## EXERCISE OBJECTIVE
Note how many lines hold "plain" and report that number by itself.

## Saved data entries
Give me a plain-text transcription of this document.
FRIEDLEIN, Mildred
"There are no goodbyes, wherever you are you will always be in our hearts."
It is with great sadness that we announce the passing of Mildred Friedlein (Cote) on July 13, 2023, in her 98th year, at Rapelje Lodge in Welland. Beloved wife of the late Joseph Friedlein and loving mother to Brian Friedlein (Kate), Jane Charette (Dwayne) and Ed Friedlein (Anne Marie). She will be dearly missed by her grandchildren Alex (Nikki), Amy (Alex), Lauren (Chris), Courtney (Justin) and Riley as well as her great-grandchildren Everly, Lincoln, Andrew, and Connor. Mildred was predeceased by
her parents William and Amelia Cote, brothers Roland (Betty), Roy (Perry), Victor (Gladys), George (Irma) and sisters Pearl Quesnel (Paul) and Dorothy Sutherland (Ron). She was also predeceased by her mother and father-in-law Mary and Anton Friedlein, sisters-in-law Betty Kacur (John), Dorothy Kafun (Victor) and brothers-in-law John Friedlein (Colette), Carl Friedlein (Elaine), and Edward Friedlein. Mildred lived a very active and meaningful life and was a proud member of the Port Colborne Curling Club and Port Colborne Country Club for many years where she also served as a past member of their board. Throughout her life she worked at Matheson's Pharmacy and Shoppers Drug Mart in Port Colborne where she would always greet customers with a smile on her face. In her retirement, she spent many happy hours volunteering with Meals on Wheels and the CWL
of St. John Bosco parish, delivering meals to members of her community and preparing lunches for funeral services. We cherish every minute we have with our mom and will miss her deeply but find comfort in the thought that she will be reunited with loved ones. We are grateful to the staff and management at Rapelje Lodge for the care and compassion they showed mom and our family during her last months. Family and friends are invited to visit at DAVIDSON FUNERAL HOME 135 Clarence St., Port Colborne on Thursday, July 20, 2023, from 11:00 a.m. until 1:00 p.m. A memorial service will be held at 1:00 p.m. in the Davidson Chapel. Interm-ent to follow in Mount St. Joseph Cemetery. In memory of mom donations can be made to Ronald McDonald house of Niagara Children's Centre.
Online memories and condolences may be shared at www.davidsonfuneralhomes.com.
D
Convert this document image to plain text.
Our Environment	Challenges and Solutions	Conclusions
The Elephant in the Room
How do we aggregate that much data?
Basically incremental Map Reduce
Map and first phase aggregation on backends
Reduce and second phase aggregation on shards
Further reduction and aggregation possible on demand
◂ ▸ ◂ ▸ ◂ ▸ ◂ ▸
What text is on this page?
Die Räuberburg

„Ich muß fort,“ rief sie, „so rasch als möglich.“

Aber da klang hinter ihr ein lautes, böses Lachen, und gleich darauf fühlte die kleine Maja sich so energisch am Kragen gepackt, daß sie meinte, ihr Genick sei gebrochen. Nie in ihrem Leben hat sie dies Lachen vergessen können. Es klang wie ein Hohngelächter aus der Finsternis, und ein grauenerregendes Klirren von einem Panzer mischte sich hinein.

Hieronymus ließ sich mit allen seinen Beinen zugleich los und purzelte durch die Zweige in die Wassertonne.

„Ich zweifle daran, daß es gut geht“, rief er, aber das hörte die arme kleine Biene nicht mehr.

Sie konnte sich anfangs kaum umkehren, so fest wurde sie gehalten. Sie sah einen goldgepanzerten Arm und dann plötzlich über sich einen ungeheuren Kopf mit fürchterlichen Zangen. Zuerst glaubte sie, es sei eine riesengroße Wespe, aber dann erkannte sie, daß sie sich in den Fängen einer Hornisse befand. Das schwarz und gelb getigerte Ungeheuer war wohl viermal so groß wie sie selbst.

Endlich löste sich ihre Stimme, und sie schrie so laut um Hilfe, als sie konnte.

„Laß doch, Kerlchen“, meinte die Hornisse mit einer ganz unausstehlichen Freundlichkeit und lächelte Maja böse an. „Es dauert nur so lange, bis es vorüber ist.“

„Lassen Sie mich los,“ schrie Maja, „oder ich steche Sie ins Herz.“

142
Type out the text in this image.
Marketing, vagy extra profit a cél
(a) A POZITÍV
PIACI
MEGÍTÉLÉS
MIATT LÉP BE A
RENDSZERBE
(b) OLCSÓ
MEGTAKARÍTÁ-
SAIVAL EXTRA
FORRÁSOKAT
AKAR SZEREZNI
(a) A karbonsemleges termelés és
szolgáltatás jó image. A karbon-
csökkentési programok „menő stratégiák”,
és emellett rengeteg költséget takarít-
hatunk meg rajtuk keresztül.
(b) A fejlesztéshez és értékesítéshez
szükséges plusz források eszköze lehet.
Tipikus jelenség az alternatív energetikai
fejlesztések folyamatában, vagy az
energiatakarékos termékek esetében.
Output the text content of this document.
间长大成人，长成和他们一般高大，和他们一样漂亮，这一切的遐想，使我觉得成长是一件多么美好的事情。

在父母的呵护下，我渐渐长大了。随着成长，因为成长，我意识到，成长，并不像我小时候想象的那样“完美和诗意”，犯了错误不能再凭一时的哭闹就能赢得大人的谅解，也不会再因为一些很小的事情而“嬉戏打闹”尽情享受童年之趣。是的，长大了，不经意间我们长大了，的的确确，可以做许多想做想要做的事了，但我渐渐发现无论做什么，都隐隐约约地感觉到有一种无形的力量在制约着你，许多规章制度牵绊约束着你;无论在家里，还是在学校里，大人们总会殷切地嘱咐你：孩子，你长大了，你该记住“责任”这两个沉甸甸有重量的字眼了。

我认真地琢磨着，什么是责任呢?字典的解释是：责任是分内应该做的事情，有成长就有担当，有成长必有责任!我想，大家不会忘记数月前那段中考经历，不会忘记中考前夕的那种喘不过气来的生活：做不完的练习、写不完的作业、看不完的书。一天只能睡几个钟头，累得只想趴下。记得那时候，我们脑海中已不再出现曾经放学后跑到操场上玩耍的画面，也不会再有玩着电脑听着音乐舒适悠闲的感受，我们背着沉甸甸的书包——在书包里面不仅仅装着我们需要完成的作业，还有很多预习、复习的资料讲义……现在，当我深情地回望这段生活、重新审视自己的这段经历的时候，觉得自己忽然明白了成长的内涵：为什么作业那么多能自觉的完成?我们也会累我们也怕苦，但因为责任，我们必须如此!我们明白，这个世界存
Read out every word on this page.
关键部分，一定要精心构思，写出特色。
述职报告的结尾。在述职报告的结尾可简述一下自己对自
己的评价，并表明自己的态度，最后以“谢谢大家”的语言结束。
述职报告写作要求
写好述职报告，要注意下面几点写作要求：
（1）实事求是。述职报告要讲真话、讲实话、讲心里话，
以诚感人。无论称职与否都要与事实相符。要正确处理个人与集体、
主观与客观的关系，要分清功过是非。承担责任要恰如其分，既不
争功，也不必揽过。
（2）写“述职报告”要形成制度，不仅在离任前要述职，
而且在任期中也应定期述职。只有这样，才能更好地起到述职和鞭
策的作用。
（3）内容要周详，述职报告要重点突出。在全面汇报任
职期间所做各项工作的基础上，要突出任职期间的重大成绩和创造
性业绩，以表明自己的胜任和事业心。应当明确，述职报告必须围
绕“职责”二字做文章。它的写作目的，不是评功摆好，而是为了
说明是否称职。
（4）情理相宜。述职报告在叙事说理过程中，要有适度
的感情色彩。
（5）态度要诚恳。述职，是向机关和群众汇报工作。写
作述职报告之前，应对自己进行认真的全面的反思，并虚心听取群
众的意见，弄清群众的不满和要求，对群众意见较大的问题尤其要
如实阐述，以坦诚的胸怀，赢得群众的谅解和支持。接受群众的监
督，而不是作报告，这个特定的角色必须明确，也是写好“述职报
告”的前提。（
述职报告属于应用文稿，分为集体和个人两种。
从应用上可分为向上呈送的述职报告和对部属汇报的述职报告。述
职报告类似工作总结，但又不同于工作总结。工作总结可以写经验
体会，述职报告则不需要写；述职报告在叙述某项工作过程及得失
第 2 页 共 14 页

## WORKED SOLUTION
2